_Requirement_
Below are the records; copy out every line that holds the word "JSON".

Source data:
★ ★ ★ ★

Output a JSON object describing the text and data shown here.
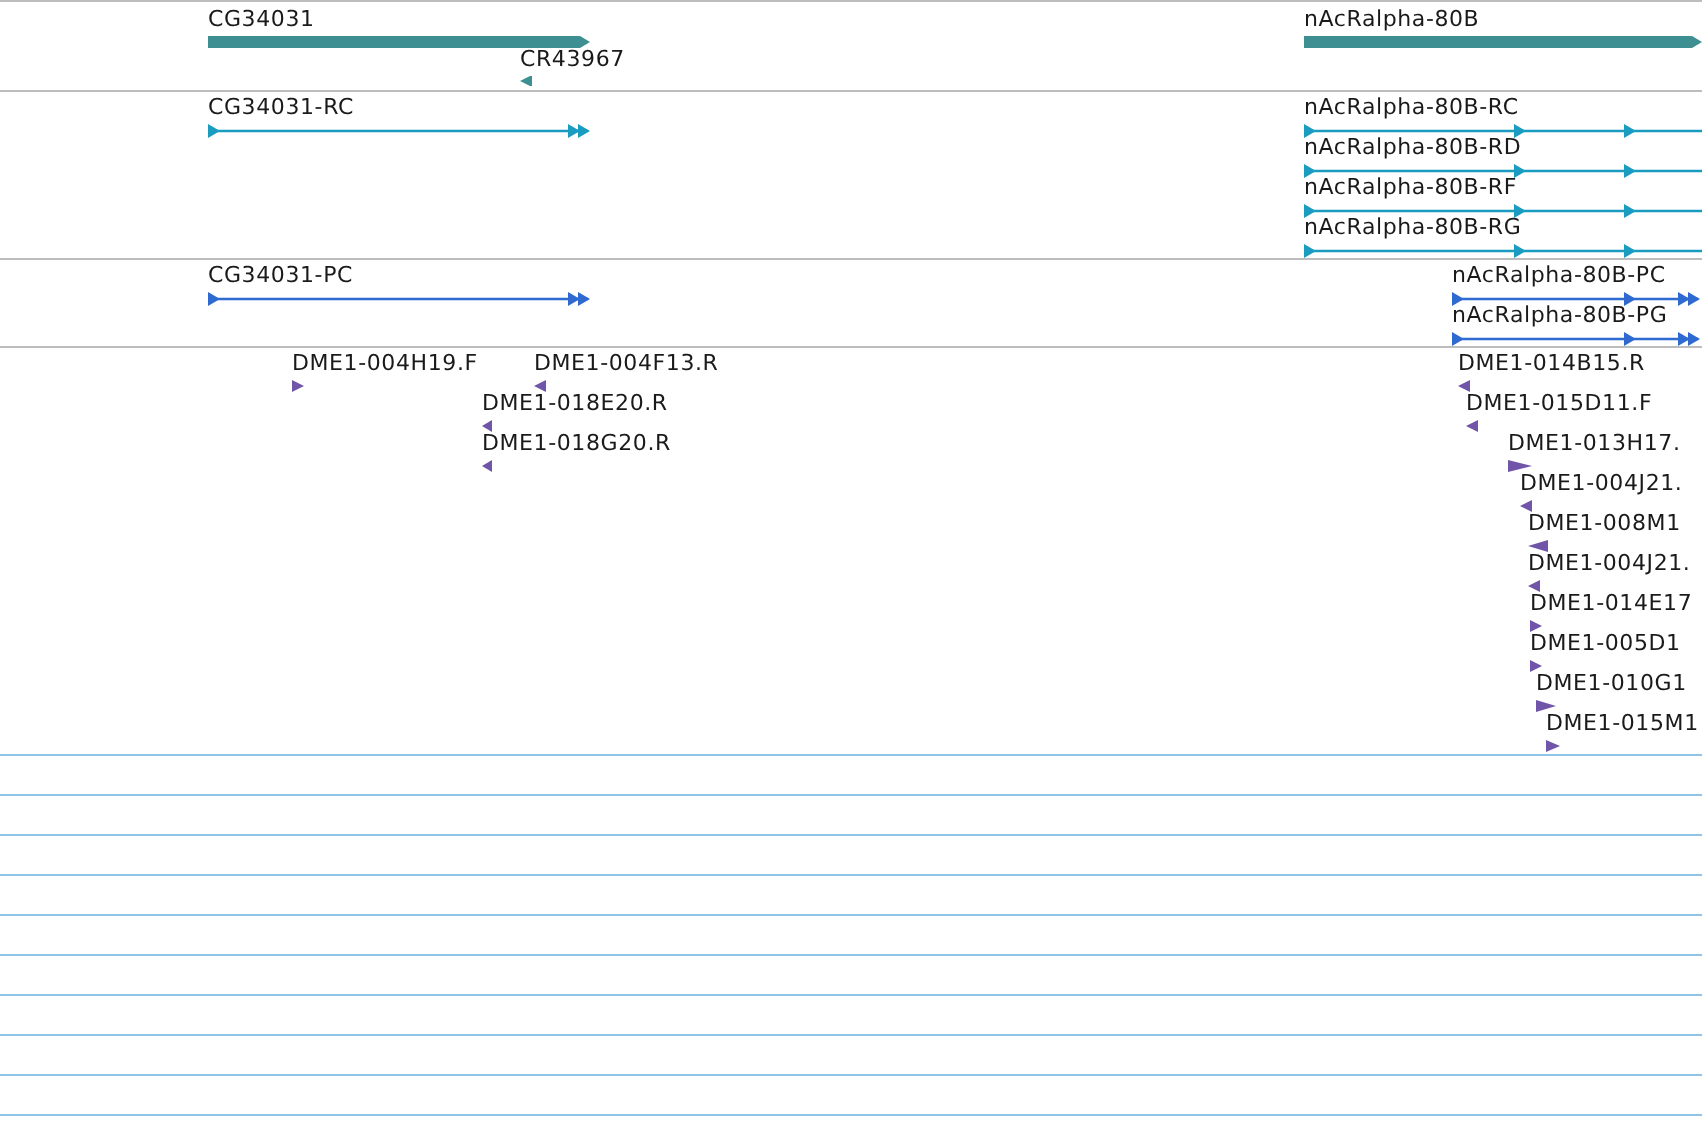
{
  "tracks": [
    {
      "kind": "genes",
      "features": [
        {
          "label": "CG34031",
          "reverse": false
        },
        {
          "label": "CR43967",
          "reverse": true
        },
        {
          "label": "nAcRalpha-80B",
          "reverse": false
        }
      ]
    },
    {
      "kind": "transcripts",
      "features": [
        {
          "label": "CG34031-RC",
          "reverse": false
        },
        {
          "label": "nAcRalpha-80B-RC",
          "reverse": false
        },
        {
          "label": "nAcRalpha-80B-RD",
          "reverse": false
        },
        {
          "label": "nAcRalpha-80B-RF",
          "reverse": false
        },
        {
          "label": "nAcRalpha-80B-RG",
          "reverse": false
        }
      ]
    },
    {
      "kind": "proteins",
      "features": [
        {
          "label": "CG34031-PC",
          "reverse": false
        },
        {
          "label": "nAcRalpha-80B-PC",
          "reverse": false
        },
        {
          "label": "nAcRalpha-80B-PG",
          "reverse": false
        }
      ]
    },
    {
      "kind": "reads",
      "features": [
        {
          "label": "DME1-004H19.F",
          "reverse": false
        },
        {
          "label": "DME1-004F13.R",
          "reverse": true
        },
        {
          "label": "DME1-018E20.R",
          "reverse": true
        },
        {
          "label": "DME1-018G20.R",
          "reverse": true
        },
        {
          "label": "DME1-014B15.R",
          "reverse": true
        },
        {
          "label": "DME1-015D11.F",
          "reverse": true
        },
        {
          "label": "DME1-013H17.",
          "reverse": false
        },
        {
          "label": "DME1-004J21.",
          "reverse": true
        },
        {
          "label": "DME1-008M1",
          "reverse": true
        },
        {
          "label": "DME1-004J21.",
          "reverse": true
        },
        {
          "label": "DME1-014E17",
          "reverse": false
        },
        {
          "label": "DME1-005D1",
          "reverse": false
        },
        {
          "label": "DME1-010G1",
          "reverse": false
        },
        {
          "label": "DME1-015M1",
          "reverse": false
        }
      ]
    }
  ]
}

★ ★ ★ ★

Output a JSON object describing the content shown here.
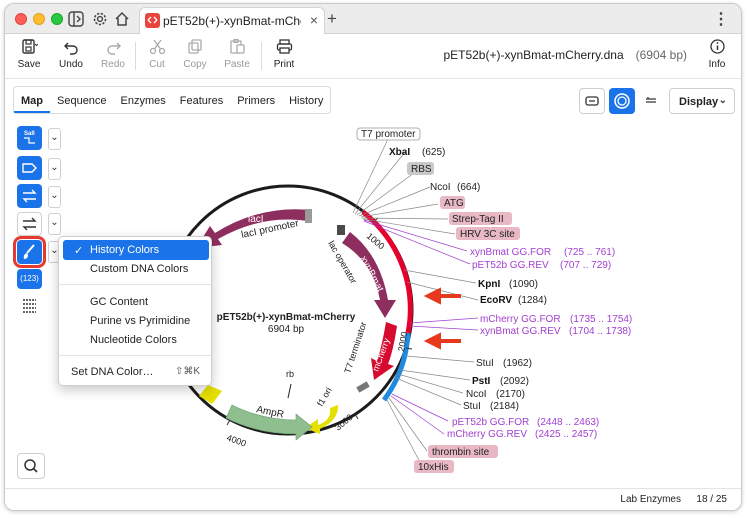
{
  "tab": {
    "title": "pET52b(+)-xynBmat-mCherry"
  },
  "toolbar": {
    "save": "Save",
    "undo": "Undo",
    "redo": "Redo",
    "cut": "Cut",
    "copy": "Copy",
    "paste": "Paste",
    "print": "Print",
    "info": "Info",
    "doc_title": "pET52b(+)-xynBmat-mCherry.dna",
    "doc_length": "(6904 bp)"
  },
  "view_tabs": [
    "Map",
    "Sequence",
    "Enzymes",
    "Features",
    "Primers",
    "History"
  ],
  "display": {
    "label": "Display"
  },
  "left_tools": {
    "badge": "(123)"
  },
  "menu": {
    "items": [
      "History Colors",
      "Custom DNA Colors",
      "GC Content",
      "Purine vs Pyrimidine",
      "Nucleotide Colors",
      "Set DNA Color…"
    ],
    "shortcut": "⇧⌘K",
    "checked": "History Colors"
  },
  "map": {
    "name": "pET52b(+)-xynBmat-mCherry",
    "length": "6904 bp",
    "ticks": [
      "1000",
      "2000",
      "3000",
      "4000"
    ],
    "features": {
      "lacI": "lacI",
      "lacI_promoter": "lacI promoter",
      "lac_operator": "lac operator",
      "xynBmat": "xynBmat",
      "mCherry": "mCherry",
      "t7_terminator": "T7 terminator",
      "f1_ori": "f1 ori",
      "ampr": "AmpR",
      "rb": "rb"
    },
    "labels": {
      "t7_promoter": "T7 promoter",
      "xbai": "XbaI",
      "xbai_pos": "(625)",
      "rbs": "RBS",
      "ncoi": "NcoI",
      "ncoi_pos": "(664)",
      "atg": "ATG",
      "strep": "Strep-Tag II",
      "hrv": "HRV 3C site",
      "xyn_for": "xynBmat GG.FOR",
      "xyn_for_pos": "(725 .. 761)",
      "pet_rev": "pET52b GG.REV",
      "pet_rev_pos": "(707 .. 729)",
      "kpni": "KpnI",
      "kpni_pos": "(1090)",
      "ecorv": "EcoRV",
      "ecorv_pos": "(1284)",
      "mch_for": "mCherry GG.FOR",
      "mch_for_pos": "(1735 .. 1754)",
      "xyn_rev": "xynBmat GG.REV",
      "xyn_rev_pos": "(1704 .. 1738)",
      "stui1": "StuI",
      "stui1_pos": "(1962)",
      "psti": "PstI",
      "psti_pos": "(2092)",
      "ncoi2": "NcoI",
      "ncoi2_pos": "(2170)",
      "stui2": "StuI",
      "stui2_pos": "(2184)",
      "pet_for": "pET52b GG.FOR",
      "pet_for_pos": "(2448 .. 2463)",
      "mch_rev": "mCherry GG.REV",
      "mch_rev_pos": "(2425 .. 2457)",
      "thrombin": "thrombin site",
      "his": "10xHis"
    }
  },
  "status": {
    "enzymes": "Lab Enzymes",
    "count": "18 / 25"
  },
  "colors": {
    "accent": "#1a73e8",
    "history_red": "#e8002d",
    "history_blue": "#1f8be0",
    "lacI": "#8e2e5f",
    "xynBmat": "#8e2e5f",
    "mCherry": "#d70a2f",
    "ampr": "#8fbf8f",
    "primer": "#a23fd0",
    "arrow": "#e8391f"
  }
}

★ ★ ★ ★

_Answer box_
Output a JSON object describing the text and data shown here.
Output a JSON object describing the content shown here.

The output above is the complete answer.